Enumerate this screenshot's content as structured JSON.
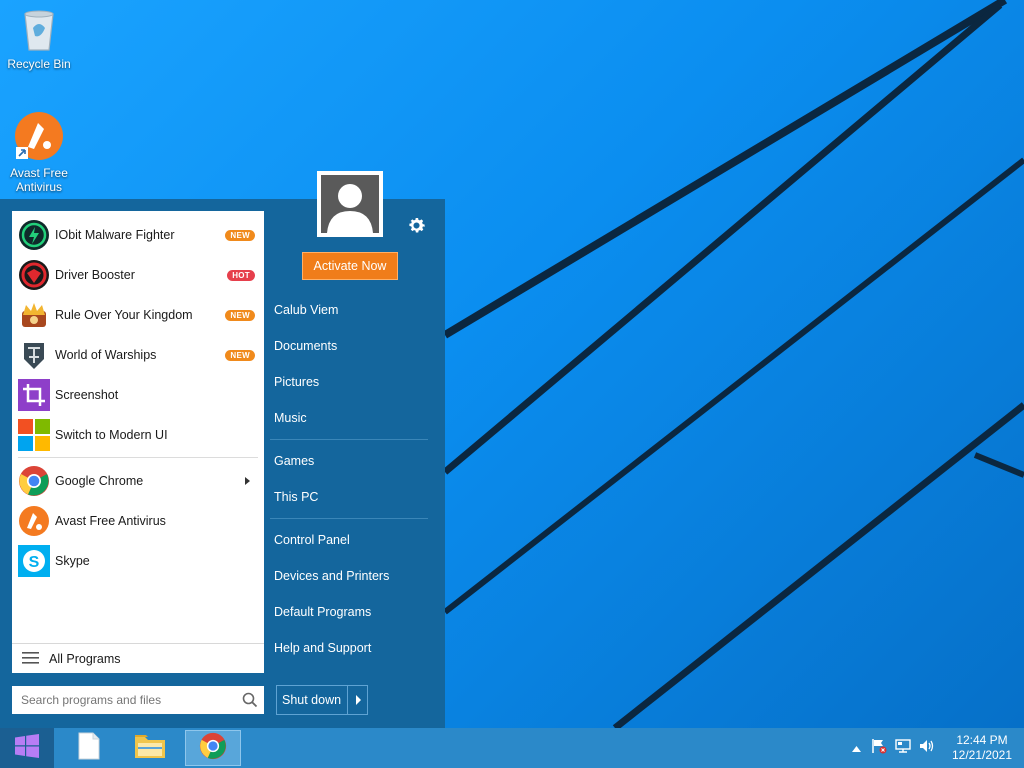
{
  "desktop": {
    "icons": [
      {
        "label": "Recycle Bin",
        "icon": "recycle-bin-icon"
      },
      {
        "label": "Avast Free Antivirus",
        "icon": "avast-icon"
      }
    ]
  },
  "start_menu": {
    "apps": [
      {
        "label": "IObit Malware Fighter",
        "icon": "iobit-malware-fighter-icon",
        "badge": "NEW"
      },
      {
        "label": "Driver Booster",
        "icon": "driver-booster-icon",
        "badge": "HOT"
      },
      {
        "label": "Rule Over Your Kingdom",
        "icon": "kingdom-crown-icon",
        "badge": "NEW"
      },
      {
        "label": "World of Warships",
        "icon": "world-of-warships-icon",
        "badge": "NEW"
      },
      {
        "label": "Screenshot",
        "icon": "crop-icon",
        "badge": ""
      },
      {
        "label": "Switch to Modern UI",
        "icon": "windows-tiles-icon",
        "badge": ""
      },
      {
        "label": "Google Chrome",
        "icon": "chrome-icon",
        "badge": ""
      },
      {
        "label": "Avast Free Antivirus",
        "icon": "avast-icon",
        "badge": ""
      },
      {
        "label": "Skype",
        "icon": "skype-icon",
        "badge": ""
      }
    ],
    "all_programs": "All Programs",
    "search_placeholder": "Search programs and files",
    "activate_label": "Activate Now",
    "places": [
      "Calub Viem",
      "Documents",
      "Pictures",
      "Music",
      "Games",
      "This PC",
      "Control Panel",
      "Devices and Printers",
      "Default Programs",
      "Help and Support"
    ],
    "shutdown_label": "Shut down"
  },
  "taskbar": {
    "clock_time": "12:44 PM",
    "clock_date": "12/21/2021"
  },
  "colors": {
    "menu_bg": "#14669d",
    "accent_orange": "#f07d1a",
    "taskbar": "#2b89c9"
  }
}
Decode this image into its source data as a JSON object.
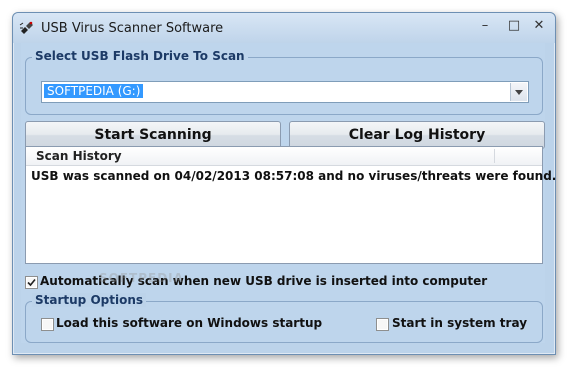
{
  "window": {
    "title": "USB Virus Scanner Software",
    "controls": [
      "minimize",
      "maximize",
      "close"
    ]
  },
  "select_drive": {
    "group_label": "Select USB Flash Drive To Scan",
    "selected_value": "SOFTPEDIA (G:)"
  },
  "buttons": {
    "start_scanning": "Start Scanning",
    "clear_log_history": "Clear Log History"
  },
  "scan_history": {
    "column_header": "Scan History",
    "rows": [
      "USB was scanned on 04/02/2013 08:57:08 and no viruses/threats were found."
    ]
  },
  "auto_scan": {
    "label": "Automatically scan when new USB drive is inserted into computer",
    "checked": true
  },
  "startup_options": {
    "group_label": "Startup Options",
    "load_on_startup": {
      "label": "Load this software on Windows startup",
      "checked": false
    },
    "start_in_tray": {
      "label": "Start in system tray",
      "checked": false
    }
  },
  "colors": {
    "window_bg": "#bed5ec",
    "selection_bg": "#3399ff",
    "group_label_text": "#1c3a66"
  }
}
• • • •
- _EXERCISE REQUIREMENTS_
Copy all the entries above exactly as they stand, except for the pictures.

- _OUTPUT FOR THIS TASK_
Enumerate this screenshot's content as structured JSON.
{
  "desktop": {
    "icons": [
      {
        "label": "Recycle Bin",
        "icon": "recycle-bin-icon"
      },
      {
        "label": "Avast Free Antivirus",
        "icon": "avast-icon"
      }
    ]
  },
  "start_menu": {
    "apps": [
      {
        "label": "IObit Malware Fighter",
        "icon": "iobit-malware-fighter-icon",
        "badge": "NEW"
      },
      {
        "label": "Driver Booster",
        "icon": "driver-booster-icon",
        "badge": "HOT"
      },
      {
        "label": "Rule Over Your Kingdom",
        "icon": "kingdom-crown-icon",
        "badge": "NEW"
      },
      {
        "label": "World of Warships",
        "icon": "world-of-warships-icon",
        "badge": "NEW"
      },
      {
        "label": "Screenshot",
        "icon": "crop-icon",
        "badge": ""
      },
      {
        "label": "Switch to Modern UI",
        "icon": "windows-tiles-icon",
        "badge": ""
      },
      {
        "label": "Google Chrome",
        "icon": "chrome-icon",
        "badge": ""
      },
      {
        "label": "Avast Free Antivirus",
        "icon": "avast-icon",
        "badge": ""
      },
      {
        "label": "Skype",
        "icon": "skype-icon",
        "badge": ""
      }
    ],
    "all_programs": "All Programs",
    "search_placeholder": "Search programs and files",
    "activate_label": "Activate Now",
    "places": [
      "Calub Viem",
      "Documents",
      "Pictures",
      "Music",
      "Games",
      "This PC",
      "Control Panel",
      "Devices and Printers",
      "Default Programs",
      "Help and Support"
    ],
    "shutdown_label": "Shut down"
  },
  "taskbar": {
    "clock_time": "12:44 PM",
    "clock_date": "12/21/2021"
  },
  "colors": {
    "menu_bg": "#14669d",
    "accent_orange": "#f07d1a",
    "taskbar": "#2b89c9"
  }
}
Decode this image into its source data as a JSON object.
{
  "window": {
    "title": "USB Virus Scanner Software",
    "controls": [
      "minimize",
      "maximize",
      "close"
    ]
  },
  "select_drive": {
    "group_label": "Select USB Flash Drive To Scan",
    "selected_value": "SOFTPEDIA (G:)"
  },
  "buttons": {
    "start_scanning": "Start Scanning",
    "clear_log_history": "Clear Log History"
  },
  "scan_history": {
    "column_header": "Scan History",
    "rows": [
      "USB was scanned on 04/02/2013 08:57:08 and no viruses/threats were found."
    ]
  },
  "auto_scan": {
    "label": "Automatically scan when new USB drive is inserted into computer",
    "checked": true
  },
  "startup_options": {
    "group_label": "Startup Options",
    "load_on_startup": {
      "label": "Load this software on Windows startup",
      "checked": false
    },
    "start_in_tray": {
      "label": "Start in system tray",
      "checked": false
    }
  },
  "colors": {
    "window_bg": "#bed5ec",
    "selection_bg": "#3399ff",
    "group_label_text": "#1c3a66"
  }
}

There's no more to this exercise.